**GOAL OF THE EXERCISE**
Copy out each line of the data that holds the string "eligible".
-- STUDY MATERIAL follows --
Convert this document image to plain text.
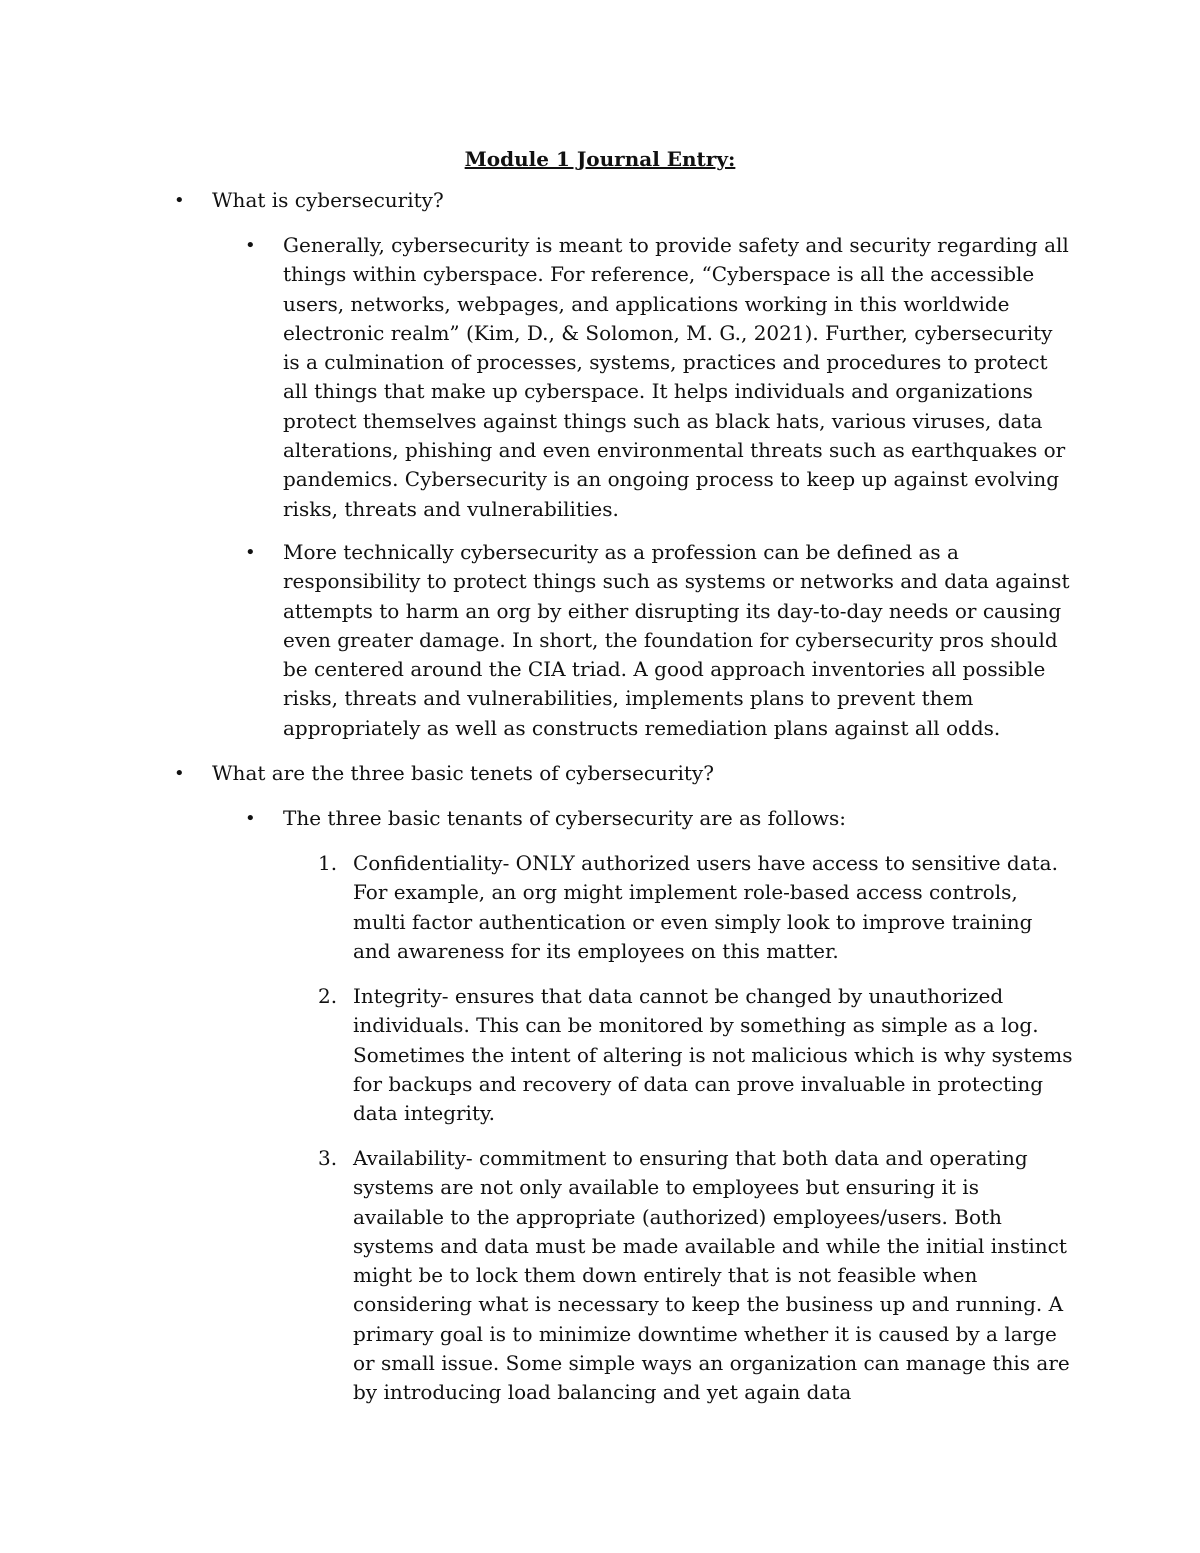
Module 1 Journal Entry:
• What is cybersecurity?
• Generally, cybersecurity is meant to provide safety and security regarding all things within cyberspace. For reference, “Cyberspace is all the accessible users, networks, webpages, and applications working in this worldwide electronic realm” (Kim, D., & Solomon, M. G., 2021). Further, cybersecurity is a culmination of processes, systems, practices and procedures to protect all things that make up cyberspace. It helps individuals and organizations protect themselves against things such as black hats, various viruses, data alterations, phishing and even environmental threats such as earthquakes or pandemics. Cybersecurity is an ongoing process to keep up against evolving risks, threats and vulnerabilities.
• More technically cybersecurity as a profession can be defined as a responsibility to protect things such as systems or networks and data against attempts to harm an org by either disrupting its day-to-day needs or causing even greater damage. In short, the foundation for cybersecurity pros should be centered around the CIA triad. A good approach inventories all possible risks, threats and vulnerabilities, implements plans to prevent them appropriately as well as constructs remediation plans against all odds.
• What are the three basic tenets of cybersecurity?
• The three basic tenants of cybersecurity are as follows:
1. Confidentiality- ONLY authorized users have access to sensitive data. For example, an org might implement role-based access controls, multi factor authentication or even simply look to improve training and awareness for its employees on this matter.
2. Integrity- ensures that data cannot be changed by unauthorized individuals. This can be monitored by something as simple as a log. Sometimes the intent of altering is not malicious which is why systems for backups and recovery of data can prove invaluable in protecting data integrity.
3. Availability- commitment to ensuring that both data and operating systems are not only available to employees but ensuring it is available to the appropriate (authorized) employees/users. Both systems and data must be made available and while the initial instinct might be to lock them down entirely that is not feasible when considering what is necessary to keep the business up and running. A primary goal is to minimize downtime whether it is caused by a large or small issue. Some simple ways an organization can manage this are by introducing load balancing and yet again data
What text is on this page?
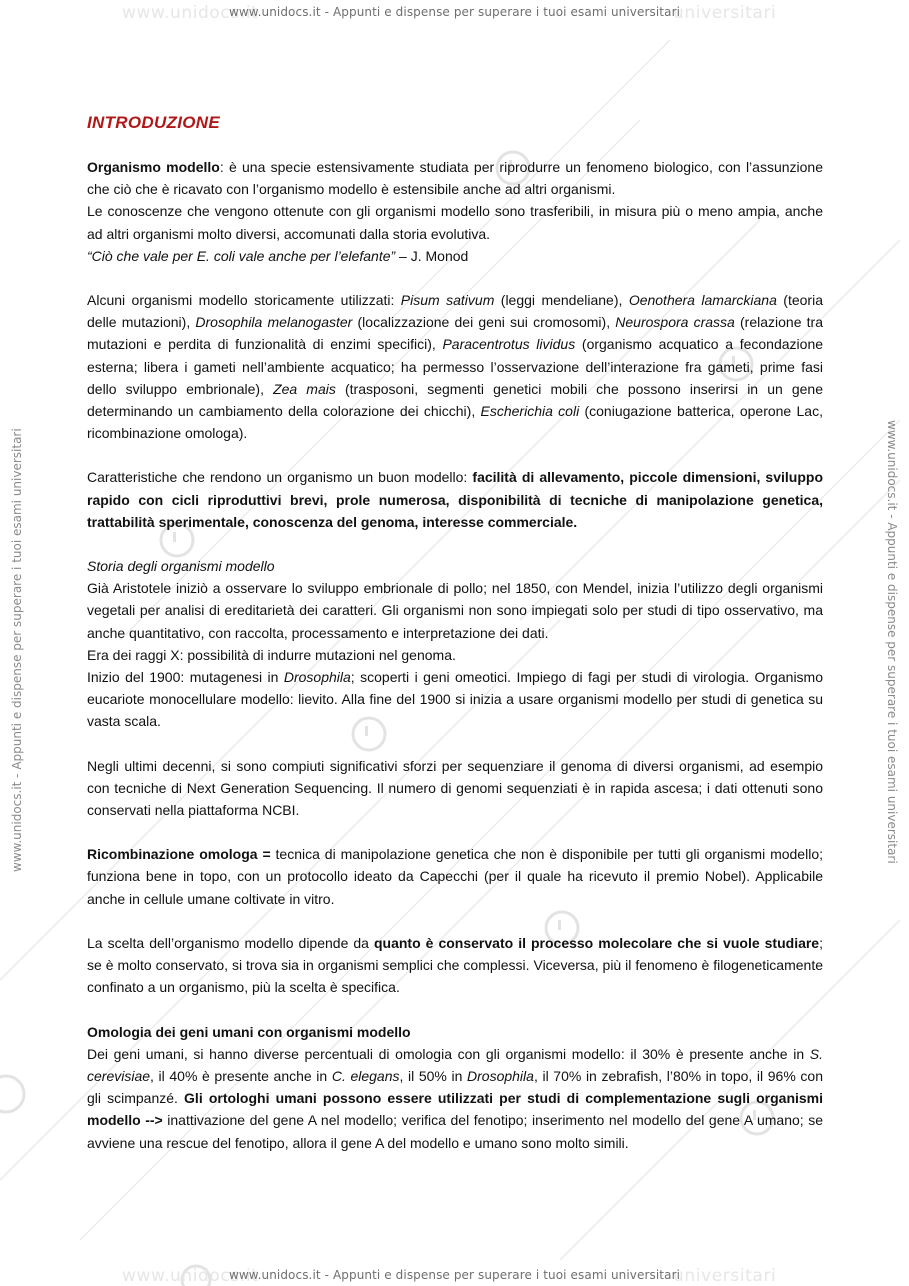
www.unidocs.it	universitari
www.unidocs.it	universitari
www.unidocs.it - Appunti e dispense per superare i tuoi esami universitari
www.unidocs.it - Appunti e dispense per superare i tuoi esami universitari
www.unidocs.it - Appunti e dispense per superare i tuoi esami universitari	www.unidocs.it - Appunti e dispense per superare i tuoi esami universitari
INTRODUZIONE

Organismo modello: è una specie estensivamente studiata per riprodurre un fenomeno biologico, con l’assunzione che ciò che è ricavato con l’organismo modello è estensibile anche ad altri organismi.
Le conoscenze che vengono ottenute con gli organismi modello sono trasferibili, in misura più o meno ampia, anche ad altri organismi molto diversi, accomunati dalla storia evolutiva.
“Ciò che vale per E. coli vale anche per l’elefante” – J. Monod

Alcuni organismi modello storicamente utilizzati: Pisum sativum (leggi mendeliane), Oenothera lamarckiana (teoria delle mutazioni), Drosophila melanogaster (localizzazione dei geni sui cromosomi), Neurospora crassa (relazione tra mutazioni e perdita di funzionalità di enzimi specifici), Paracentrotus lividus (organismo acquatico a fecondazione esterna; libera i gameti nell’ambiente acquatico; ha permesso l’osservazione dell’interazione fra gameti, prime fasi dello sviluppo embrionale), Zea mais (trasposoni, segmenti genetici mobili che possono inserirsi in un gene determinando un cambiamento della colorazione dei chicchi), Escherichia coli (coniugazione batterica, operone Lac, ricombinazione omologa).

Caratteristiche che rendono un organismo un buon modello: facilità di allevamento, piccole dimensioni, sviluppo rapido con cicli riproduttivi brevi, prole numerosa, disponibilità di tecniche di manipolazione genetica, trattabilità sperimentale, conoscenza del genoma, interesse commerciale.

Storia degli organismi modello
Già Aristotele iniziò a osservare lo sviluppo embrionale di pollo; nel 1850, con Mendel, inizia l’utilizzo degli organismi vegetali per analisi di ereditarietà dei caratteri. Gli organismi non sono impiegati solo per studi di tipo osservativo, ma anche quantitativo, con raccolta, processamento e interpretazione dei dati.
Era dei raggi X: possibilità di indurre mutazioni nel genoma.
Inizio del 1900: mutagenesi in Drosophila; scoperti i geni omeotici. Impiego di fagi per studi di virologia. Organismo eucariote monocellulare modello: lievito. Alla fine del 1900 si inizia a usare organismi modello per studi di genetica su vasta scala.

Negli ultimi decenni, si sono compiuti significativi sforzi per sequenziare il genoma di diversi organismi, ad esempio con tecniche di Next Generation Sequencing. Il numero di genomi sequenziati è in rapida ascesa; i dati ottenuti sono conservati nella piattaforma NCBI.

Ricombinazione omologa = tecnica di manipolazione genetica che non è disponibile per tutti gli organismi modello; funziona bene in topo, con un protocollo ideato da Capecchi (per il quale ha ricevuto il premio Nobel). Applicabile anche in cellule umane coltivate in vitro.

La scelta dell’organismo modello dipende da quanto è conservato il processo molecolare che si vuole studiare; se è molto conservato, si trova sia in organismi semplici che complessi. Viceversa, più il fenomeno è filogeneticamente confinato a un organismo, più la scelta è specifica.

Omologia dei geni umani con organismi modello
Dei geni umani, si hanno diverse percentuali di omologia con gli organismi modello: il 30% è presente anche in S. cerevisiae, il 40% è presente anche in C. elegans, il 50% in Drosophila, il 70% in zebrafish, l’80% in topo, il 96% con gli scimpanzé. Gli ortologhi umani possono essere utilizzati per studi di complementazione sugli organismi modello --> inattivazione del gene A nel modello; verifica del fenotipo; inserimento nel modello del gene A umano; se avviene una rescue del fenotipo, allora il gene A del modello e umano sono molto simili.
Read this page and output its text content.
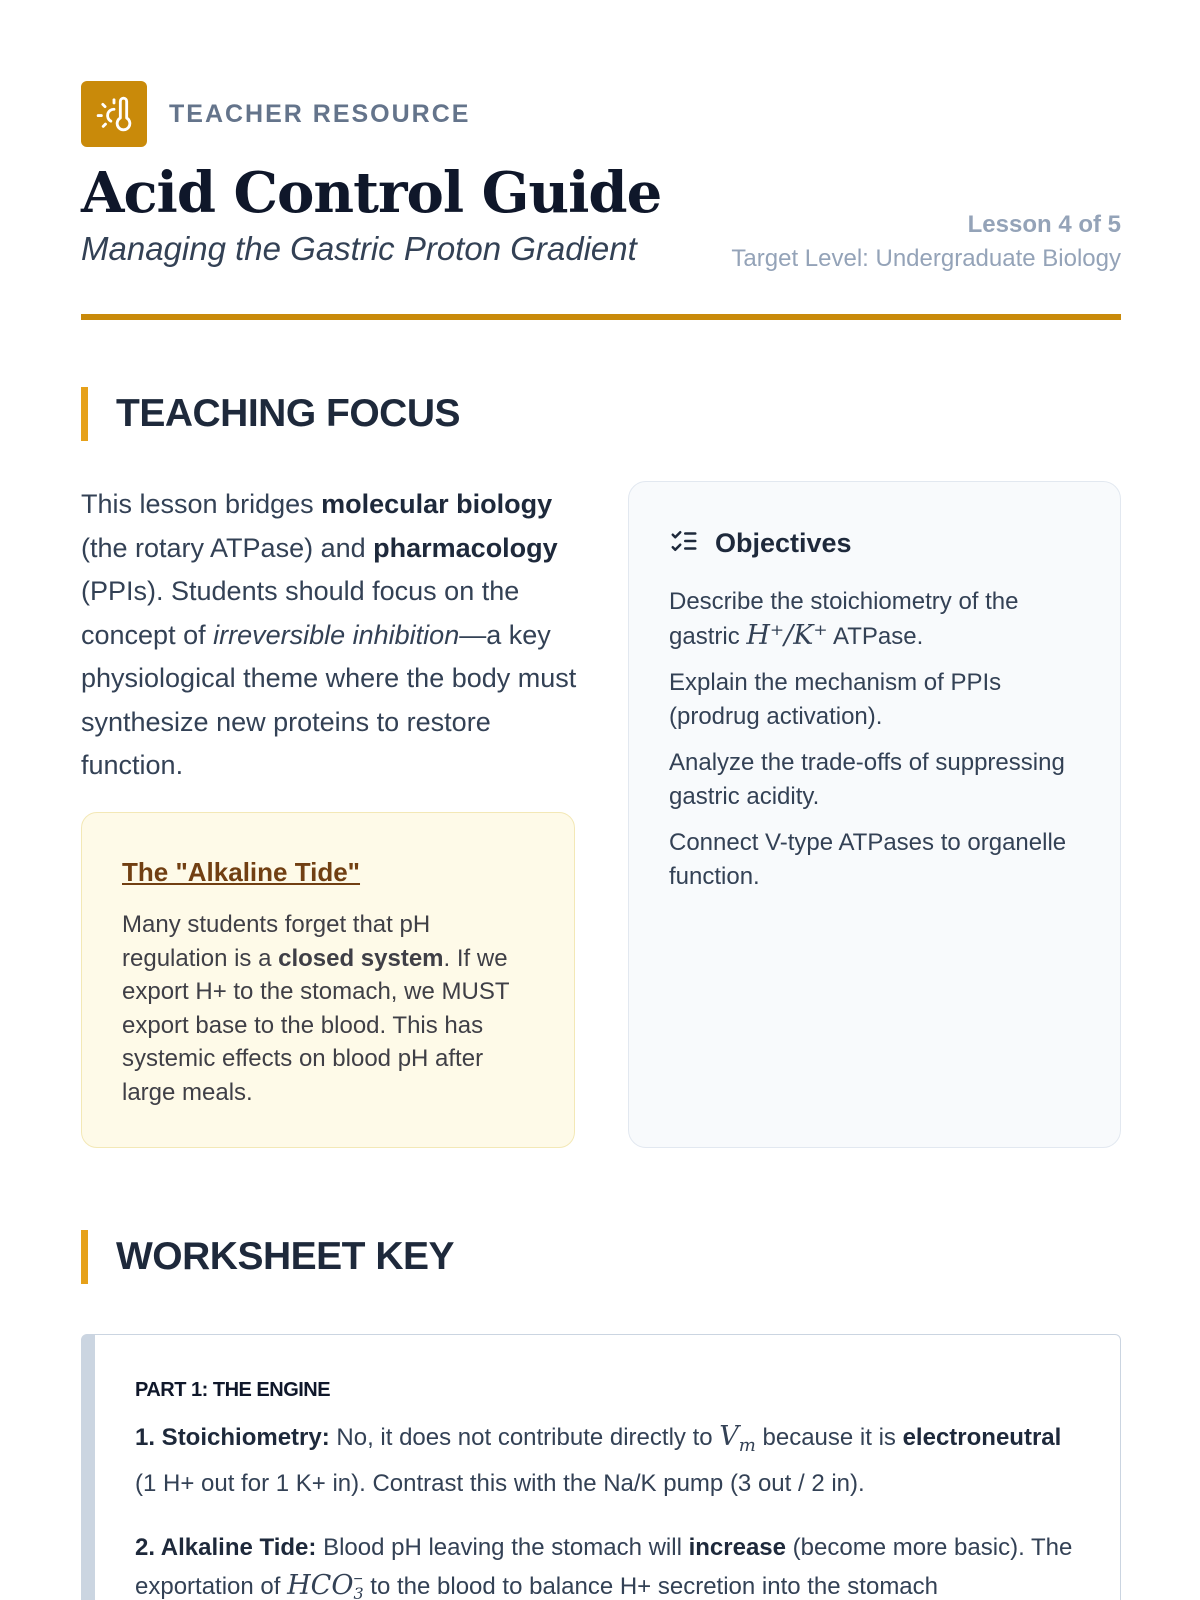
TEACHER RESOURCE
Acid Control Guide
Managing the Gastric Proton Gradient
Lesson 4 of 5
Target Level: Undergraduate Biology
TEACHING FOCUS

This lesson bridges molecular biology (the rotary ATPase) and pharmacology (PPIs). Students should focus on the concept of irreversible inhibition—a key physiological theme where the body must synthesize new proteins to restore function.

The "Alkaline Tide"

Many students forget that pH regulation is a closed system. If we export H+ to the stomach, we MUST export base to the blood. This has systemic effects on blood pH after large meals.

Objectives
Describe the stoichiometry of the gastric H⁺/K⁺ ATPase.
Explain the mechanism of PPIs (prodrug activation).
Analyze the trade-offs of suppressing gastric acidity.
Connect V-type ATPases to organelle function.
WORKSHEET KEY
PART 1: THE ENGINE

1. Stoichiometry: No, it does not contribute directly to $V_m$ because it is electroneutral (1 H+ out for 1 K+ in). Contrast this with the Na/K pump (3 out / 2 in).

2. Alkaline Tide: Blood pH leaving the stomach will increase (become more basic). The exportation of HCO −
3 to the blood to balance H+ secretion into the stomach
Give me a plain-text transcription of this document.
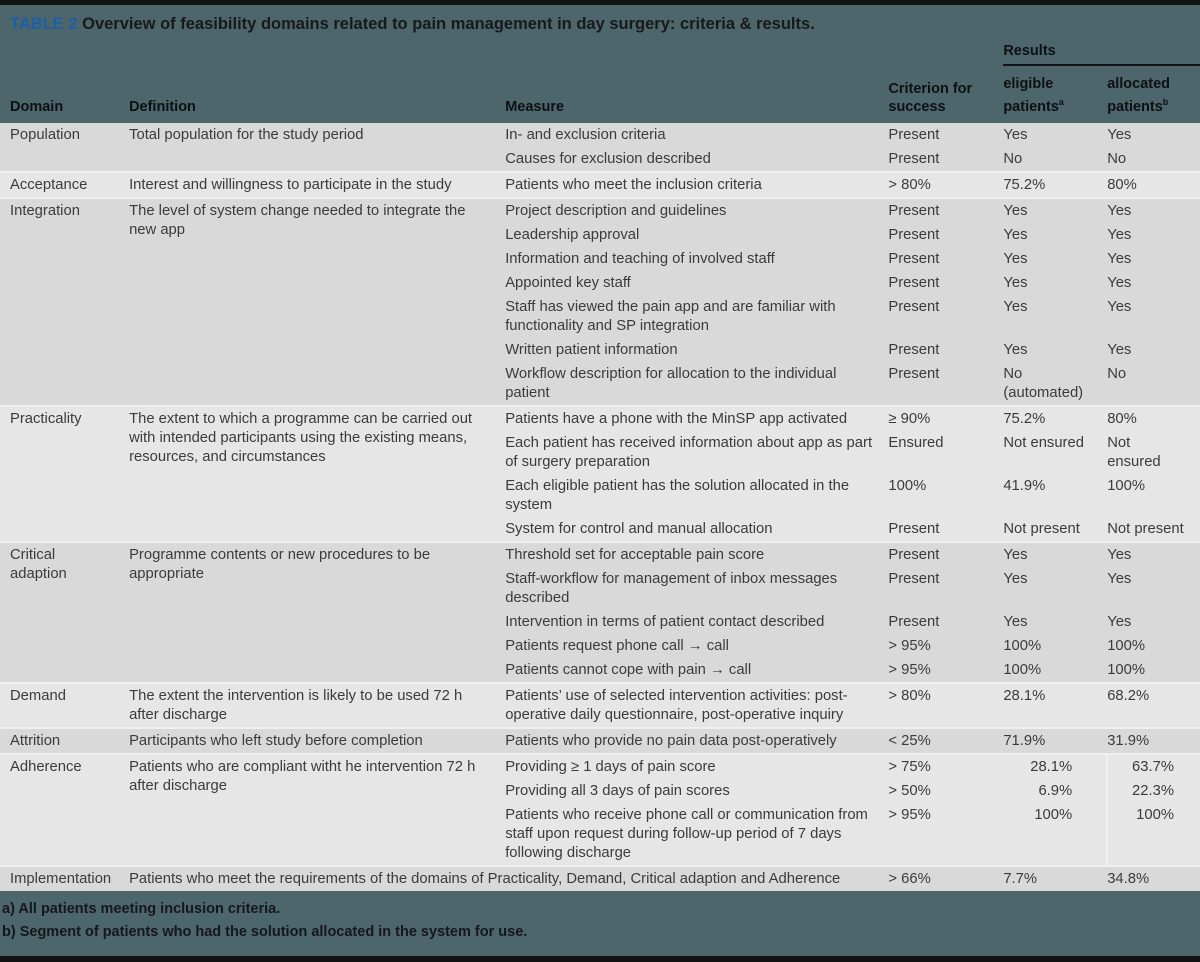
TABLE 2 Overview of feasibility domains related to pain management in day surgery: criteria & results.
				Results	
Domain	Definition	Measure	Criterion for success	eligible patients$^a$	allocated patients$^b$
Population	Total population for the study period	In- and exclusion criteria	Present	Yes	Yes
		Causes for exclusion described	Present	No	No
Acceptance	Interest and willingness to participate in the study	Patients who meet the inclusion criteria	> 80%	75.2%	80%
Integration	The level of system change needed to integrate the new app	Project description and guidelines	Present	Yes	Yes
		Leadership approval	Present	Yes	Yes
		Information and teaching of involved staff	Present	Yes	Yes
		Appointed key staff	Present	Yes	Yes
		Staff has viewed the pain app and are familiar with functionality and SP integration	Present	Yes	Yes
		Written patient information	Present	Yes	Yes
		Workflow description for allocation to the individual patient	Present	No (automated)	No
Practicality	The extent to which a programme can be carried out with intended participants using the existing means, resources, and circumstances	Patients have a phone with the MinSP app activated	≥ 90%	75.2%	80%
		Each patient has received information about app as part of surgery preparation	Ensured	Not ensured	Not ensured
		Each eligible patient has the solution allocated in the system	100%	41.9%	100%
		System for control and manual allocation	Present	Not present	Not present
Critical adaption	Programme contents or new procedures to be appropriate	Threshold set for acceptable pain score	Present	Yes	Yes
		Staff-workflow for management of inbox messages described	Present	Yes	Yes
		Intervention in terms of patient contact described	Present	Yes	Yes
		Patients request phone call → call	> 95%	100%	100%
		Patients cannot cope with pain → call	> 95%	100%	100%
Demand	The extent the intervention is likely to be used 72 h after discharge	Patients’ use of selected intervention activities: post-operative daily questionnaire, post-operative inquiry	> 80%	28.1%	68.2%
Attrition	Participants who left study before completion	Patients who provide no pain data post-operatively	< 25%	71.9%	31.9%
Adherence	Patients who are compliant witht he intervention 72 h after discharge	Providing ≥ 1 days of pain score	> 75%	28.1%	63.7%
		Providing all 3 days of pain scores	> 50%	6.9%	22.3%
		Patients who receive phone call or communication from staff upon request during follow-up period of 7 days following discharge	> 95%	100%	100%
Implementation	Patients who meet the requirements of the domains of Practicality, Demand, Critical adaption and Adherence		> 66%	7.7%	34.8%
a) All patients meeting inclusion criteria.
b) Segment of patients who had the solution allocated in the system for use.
-- STUDY MATERIAL concluded --
**EXERCISE RESPONSE**
Domain	Definition	Measure	Criterion for success	eligible patients$^a$	allocated patients$^b$
		Each eligible patient has the solution allocated in the system	100%	41.9%	100%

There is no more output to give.